• **Task description**:
Reproduce the full listing that appears beneath this instruction exactly.

··· Given data

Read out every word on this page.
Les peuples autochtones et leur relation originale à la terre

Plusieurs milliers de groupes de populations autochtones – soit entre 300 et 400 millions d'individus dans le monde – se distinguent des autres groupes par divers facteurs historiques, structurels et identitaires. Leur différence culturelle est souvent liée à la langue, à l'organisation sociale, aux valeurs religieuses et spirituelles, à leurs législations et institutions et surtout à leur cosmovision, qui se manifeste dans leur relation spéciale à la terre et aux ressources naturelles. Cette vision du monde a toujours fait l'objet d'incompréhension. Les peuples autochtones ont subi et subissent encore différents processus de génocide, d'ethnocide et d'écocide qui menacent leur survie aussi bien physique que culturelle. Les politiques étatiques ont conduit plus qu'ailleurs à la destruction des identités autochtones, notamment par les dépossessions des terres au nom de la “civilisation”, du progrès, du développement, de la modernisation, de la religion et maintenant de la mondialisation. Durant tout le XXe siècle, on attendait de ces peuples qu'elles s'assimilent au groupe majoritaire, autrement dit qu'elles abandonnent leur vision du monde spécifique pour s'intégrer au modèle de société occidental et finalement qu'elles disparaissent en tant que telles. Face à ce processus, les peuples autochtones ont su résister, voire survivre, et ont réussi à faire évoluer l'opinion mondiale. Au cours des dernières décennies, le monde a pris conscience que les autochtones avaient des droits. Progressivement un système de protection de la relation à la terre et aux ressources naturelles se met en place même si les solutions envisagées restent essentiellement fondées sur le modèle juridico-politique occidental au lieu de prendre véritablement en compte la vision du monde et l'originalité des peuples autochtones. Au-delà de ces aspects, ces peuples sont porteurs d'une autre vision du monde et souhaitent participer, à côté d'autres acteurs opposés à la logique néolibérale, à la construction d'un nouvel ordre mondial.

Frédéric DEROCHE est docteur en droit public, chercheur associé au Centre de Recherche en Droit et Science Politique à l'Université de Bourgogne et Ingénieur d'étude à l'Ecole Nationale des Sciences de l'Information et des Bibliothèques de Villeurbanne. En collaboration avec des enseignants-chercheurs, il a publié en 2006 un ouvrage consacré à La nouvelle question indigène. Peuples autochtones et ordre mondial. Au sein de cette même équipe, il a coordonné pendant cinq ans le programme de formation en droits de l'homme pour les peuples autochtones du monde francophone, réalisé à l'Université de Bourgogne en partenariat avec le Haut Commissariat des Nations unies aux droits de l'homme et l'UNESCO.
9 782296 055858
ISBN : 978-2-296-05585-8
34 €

······

• **Worked solution**:
Read out every word on this page.
Les peuples autochtones et leur relation originale à la terre

Plusieurs milliers de groupes de populations autochtones – soit entre 300 et 400 millions d'individus dans le monde – se distinguent des autres groupes par divers facteurs historiques, structurels et identitaires. Leur différence culturelle est souvent liée à la langue, à l'organisation sociale, aux valeurs religieuses et spirituelles, à leurs législations et institutions et surtout à leur cosmovision, qui se manifeste dans leur relation spéciale à la terre et aux ressources naturelles. Cette vision du monde a toujours fait l'objet d'incompréhension. Les peuples autochtones ont subi et subissent encore différents processus de génocide, d'ethnocide et d'écocide qui menacent leur survie aussi bien physique que culturelle. Les politiques étatiques ont conduit plus qu'ailleurs à la destruction des identités autochtones, notamment par les dépossessions des terres au nom de la “civilisation”, du progrès, du développement, de la modernisation, de la religion et maintenant de la mondialisation. Durant tout le XXe siècle, on attendait de ces peuples qu'elles s'assimilent au groupe majoritaire, autrement dit qu'elles abandonnent leur vision du monde spécifique pour s'intégrer au modèle de société occidental et finalement qu'elles disparaissent en tant que telles. Face à ce processus, les peuples autochtones ont su résister, voire survivre, et ont réussi à faire évoluer l'opinion mondiale. Au cours des dernières décennies, le monde a pris conscience que les autochtones avaient des droits. Progressivement un système de protection de la relation à la terre et aux ressources naturelles se met en place même si les solutions envisagées restent essentiellement fondées sur le modèle juridico-politique occidental au lieu de prendre véritablement en compte la vision du monde et l'originalité des peuples autochtones. Au-delà de ces aspects, ces peuples sont porteurs d'une autre vision du monde et souhaitent participer, à côté d'autres acteurs opposés à la logique néolibérale, à la construction d'un nouvel ordre mondial.

Frédéric DEROCHE est docteur en droit public, chercheur associé au Centre de Recherche en Droit et Science Politique à l'Université de Bourgogne et Ingénieur d'étude à l'Ecole Nationale des Sciences de l'Information et des Bibliothèques de Villeurbanne. En collaboration avec des enseignants-chercheurs, il a publié en 2006 un ouvrage consacré à La nouvelle question indigène. Peuples autochtones et ordre mondial. Au sein de cette même équipe, il a coordonné pendant cinq ans le programme de formation en droits de l'homme pour les peuples autochtones du monde francophone, réalisé à l'Université de Bourgogne en partenariat avec le Haut Commissariat des Nations unies aux droits de l'homme et l'UNESCO.
9 782296 055858
ISBN : 978-2-296-05585-8
34 €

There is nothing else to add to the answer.